◆ DATA EXCERPTS:
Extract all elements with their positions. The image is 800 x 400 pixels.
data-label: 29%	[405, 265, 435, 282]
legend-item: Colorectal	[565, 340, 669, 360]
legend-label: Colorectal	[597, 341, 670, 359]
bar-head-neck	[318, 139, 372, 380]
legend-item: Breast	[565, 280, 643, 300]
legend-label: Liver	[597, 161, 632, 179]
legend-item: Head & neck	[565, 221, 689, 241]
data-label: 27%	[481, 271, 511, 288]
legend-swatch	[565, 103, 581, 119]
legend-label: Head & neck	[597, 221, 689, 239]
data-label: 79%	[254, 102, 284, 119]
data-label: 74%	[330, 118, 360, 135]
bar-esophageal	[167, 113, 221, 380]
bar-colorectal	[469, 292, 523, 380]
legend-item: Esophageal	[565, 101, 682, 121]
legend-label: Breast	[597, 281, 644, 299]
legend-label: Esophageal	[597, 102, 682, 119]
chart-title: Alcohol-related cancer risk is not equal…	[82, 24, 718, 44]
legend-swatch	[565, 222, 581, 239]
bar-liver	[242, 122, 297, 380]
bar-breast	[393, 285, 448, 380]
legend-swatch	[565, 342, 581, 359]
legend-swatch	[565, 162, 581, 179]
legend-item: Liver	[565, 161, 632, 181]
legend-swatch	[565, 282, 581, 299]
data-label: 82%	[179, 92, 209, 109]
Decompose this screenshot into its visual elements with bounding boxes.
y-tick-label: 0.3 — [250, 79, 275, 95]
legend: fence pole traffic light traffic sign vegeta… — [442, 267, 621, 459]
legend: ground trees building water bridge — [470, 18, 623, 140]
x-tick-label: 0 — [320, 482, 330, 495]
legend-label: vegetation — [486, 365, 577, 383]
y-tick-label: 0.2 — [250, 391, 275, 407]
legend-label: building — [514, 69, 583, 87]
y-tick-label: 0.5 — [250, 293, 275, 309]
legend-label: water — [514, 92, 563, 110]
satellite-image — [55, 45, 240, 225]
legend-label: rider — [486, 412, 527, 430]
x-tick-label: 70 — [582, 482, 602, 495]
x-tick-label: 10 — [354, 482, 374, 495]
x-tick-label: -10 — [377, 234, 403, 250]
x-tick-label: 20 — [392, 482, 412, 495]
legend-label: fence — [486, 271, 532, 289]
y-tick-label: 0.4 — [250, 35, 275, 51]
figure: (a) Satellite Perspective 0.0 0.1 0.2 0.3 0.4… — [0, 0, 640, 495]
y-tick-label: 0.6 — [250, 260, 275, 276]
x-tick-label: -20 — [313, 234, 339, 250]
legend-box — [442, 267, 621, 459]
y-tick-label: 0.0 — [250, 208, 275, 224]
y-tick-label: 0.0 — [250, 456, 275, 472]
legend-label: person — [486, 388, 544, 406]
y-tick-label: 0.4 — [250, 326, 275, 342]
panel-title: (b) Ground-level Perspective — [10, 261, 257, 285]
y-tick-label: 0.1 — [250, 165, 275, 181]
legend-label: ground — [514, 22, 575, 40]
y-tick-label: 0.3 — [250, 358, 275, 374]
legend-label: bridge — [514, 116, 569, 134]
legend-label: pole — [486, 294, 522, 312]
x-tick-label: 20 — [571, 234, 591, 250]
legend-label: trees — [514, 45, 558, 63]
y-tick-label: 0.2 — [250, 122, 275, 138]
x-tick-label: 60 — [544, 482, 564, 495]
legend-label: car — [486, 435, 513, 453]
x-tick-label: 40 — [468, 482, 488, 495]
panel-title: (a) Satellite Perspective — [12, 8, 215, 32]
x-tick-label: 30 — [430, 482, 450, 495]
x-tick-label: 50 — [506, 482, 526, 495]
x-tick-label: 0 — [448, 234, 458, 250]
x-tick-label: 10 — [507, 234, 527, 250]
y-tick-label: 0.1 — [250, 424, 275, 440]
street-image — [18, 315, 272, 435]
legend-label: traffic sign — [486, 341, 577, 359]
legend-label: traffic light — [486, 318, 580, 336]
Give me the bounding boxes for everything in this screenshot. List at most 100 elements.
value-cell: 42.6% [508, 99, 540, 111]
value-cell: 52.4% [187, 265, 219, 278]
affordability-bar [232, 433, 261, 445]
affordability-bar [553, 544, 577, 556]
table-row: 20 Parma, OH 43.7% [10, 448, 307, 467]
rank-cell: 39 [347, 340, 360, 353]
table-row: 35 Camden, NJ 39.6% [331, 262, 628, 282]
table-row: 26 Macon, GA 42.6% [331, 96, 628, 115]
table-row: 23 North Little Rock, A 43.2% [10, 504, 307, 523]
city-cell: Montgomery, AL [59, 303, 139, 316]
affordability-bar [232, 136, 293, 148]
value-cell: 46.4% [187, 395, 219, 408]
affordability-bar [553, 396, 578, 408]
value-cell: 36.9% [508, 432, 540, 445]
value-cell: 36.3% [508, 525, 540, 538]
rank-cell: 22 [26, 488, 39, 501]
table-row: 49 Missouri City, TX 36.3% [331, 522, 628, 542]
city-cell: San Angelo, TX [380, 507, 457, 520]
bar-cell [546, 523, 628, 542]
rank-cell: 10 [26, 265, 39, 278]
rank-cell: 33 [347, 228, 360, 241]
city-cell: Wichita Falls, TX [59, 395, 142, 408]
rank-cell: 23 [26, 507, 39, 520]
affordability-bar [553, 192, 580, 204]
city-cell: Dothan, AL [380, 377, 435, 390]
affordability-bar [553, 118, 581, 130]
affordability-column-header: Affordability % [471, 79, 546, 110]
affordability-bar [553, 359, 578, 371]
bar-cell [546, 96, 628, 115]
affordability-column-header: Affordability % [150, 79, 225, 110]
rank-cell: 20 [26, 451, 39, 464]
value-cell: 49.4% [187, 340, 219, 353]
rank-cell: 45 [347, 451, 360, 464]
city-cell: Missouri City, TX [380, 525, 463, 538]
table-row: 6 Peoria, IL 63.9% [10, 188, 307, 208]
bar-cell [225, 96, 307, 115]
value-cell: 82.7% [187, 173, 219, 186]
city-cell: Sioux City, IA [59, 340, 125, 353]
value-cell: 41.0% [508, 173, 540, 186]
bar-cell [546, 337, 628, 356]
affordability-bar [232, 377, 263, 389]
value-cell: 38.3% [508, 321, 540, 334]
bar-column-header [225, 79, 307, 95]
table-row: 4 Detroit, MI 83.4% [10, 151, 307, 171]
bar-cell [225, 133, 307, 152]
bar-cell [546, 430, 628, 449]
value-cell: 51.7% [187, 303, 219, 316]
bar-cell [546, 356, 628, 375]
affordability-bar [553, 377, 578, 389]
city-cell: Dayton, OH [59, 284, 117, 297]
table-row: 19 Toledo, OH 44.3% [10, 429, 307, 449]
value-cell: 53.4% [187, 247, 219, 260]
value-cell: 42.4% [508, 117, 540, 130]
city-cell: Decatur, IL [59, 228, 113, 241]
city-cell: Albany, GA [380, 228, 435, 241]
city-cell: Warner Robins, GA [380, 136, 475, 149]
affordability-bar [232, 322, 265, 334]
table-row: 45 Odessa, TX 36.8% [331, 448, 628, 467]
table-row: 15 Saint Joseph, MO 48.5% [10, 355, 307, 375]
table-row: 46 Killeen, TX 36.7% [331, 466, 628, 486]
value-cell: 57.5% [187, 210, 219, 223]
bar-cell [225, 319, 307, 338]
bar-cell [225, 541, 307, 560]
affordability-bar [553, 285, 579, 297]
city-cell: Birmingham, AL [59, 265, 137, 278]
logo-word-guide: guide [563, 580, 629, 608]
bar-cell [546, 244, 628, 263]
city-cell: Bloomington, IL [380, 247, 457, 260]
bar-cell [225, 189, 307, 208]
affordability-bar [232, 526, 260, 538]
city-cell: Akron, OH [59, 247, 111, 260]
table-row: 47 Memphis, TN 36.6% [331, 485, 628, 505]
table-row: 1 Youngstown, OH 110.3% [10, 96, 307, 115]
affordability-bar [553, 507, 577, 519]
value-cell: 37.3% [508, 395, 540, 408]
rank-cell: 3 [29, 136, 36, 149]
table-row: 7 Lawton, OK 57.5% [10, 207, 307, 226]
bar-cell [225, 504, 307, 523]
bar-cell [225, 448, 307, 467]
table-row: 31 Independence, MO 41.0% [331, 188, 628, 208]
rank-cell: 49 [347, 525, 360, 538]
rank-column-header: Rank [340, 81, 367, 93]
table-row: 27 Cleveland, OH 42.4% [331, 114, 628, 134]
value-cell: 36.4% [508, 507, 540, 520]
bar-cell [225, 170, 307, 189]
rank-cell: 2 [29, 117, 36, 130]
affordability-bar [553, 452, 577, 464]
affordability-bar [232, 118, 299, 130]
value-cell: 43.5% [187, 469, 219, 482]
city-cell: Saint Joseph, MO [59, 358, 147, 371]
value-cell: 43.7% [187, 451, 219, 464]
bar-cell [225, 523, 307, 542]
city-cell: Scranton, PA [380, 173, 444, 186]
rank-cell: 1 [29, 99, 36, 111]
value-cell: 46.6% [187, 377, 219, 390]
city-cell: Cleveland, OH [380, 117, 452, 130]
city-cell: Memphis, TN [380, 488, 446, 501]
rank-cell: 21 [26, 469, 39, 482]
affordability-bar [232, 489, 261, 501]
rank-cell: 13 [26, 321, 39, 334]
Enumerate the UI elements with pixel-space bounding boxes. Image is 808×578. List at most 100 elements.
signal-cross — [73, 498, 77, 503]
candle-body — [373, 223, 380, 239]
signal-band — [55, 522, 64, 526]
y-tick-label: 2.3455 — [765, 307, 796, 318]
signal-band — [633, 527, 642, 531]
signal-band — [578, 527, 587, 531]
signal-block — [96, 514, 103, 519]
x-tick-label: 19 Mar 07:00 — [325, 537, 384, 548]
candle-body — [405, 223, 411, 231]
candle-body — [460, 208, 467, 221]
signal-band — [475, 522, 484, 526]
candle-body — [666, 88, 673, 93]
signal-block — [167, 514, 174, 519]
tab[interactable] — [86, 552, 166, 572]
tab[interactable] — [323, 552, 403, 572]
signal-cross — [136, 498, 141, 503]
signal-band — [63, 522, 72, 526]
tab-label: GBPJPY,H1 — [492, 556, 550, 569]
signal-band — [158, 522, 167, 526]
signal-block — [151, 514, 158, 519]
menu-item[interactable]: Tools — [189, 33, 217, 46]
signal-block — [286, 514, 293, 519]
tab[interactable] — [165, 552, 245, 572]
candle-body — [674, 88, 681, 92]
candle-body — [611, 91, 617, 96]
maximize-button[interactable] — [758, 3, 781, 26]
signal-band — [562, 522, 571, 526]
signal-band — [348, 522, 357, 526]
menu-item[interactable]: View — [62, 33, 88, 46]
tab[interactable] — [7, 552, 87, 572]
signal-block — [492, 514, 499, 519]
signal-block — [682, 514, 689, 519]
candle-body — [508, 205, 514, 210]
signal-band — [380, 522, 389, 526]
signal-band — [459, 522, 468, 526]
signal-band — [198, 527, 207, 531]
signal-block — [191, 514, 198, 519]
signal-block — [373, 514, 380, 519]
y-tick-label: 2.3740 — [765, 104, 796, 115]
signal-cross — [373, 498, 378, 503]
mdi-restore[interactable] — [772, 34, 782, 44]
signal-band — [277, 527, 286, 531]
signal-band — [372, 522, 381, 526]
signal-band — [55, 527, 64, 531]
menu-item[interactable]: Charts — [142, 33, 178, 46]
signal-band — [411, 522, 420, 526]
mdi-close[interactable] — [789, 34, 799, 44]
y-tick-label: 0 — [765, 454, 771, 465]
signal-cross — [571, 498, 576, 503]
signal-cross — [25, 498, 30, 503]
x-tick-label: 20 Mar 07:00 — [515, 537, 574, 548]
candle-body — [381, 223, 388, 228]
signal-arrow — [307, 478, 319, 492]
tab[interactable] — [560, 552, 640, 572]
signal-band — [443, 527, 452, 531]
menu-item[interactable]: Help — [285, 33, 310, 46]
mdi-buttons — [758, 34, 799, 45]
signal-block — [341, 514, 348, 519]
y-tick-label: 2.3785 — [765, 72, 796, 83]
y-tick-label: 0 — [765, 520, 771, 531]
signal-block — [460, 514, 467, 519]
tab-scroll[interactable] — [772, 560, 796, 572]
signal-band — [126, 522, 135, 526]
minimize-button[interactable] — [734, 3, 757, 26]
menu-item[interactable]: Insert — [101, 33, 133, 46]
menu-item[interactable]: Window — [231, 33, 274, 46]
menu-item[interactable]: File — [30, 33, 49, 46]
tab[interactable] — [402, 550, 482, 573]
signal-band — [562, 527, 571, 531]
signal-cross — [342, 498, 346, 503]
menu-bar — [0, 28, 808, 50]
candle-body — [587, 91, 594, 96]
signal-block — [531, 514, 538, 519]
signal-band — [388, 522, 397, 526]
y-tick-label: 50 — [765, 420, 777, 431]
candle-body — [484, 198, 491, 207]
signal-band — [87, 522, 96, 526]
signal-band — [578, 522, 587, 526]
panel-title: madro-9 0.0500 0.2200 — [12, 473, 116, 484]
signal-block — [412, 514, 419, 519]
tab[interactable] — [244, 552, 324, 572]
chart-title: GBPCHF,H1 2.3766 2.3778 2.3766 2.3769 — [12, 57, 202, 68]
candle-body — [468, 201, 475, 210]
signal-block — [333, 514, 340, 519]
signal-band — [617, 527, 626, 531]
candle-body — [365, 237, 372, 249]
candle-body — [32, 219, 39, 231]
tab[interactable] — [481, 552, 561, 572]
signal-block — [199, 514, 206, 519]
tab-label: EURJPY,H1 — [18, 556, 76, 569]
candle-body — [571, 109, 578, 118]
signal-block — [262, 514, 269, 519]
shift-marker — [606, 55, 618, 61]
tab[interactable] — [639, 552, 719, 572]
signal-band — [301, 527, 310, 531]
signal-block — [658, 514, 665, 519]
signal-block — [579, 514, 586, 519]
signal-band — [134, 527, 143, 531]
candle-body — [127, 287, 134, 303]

◆ WRITTEN REQUEST: Copy out again the part of the records that runs from their start through the line containing "161, 632, 179]", including both ends.

◆ EXERCISE SOLUTION:
Extract all elements with their positions. The image is 800 x 400 pixels.
data-label: 29%	[405, 265, 435, 282]
legend-item: Colorectal	[565, 340, 669, 360]
legend-label: Colorectal	[597, 341, 670, 359]
bar-head-neck	[318, 139, 372, 380]
legend-item: Breast	[565, 280, 643, 300]
legend-label: Liver	[597, 161, 632, 179]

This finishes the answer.